*** Excerpt
## Running in Vertex Pipelines

To make our model training more reproducible, we would like to run it in an automated pipeline that clearly defines the different steps we need to take (e.g. training and evaluating the model) and captures any produced artifacts (e.g. the trained model). In the Google Cloud, we can use Vertex Pipelines for this purpose. 

Vertex Pipelines allows you to define pipelines as a graph of containerized tasks, in which each task performs a specific step needed to train/evaluate/deploy a model. In this notebook we'll define a pipeline interactively and see how we can use it to run our model on top of Vertex's serverless compute infrastructure.

First, let's do some quick setup to set some variables we'll need later on. 

In [None]:
# Create a folder for storing our component/pipeline artifacts.
! mkdir -p _artifacts

# Set up some required variables.
GCP_REGION = "europe-west3"

# Enter your name here. We'll use this to tag your unique
# Docker image to avoid clashing with other people.
******
*** Data provided
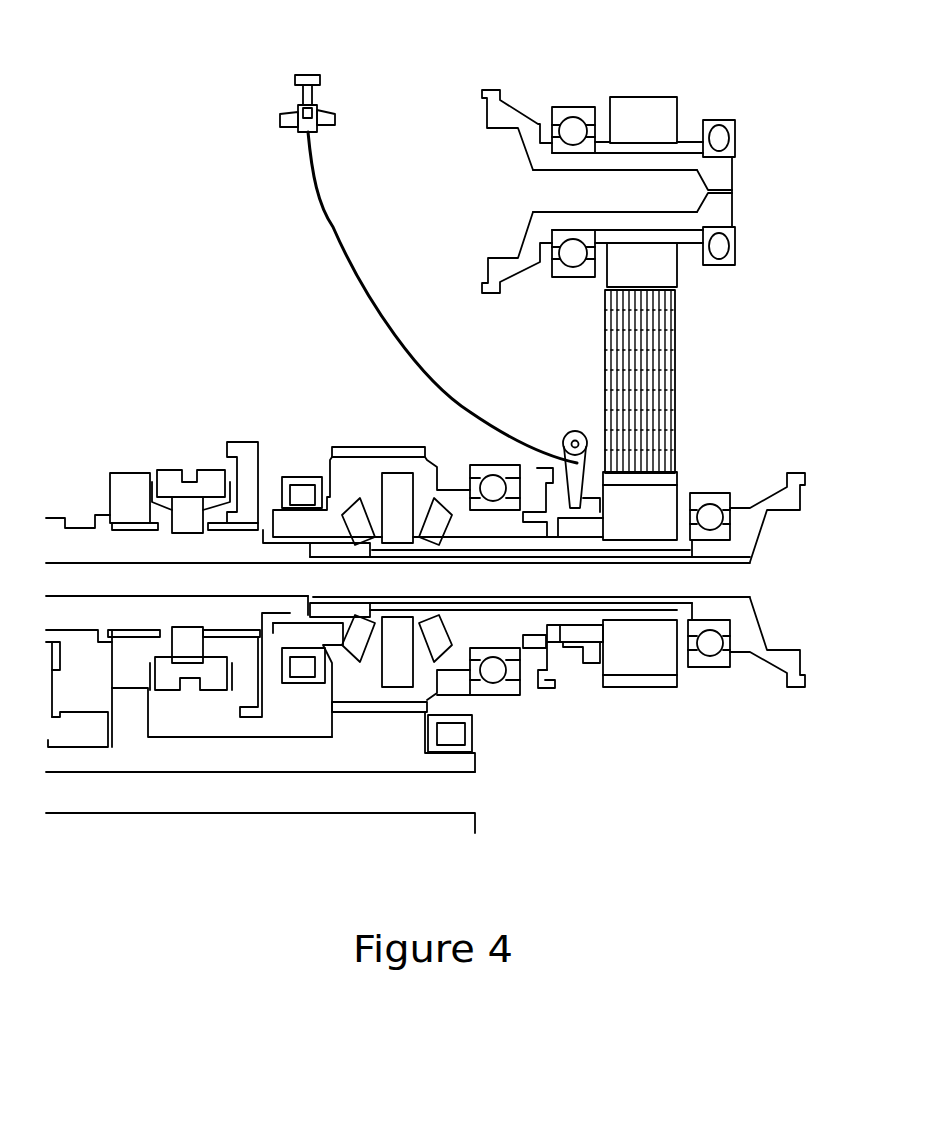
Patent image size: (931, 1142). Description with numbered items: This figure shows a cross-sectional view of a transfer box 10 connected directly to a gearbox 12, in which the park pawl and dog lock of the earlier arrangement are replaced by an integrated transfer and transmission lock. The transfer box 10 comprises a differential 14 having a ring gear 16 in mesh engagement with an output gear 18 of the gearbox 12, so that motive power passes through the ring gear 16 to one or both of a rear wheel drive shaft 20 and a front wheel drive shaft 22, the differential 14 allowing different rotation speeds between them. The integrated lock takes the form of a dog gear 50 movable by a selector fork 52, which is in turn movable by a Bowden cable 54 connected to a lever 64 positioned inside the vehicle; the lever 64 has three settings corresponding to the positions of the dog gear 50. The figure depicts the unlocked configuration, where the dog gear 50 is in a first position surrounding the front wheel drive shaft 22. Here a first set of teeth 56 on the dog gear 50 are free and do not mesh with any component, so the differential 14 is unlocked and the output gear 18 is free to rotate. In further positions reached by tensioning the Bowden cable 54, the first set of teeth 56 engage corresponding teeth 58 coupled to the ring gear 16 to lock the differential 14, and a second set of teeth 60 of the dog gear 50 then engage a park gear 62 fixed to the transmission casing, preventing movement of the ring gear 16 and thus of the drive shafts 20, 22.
******
● Problem to solve: Supply the next part of the Vertex Pipelines notebook, starting right after its last line. The data plays no role here.

● The output:
USER_NAME = input("Your user name:")

Next, to be able to run our model code as a containerized task in our Vertex Pipeline, we need to build it into a Docker image and push it to a registry that Vertex AI can access.

You can use the following command to do so:

In [None]:
! make -C ../ USER_NAME=$USER_NAME docker-push

**Exercise 1 - Building the Docker image**

* Check out the Makefile to see what this command does.
* Inspect the Dockerfile to see what's inside our Docker image. 

Now we've created our Docker image, we'll start building our pipeline. 

Vertex Pipelines can be defined using the [Kubeflow Pipeline SDK](https://www.kubeflow.org/docs/components/pipelines/sdk/). In this SDK, tasks are typically defined using components, which reference a Docker image and define the operations that will be run in the image. These tasks can be combined using their inputs and outputs to define the overall pipeline.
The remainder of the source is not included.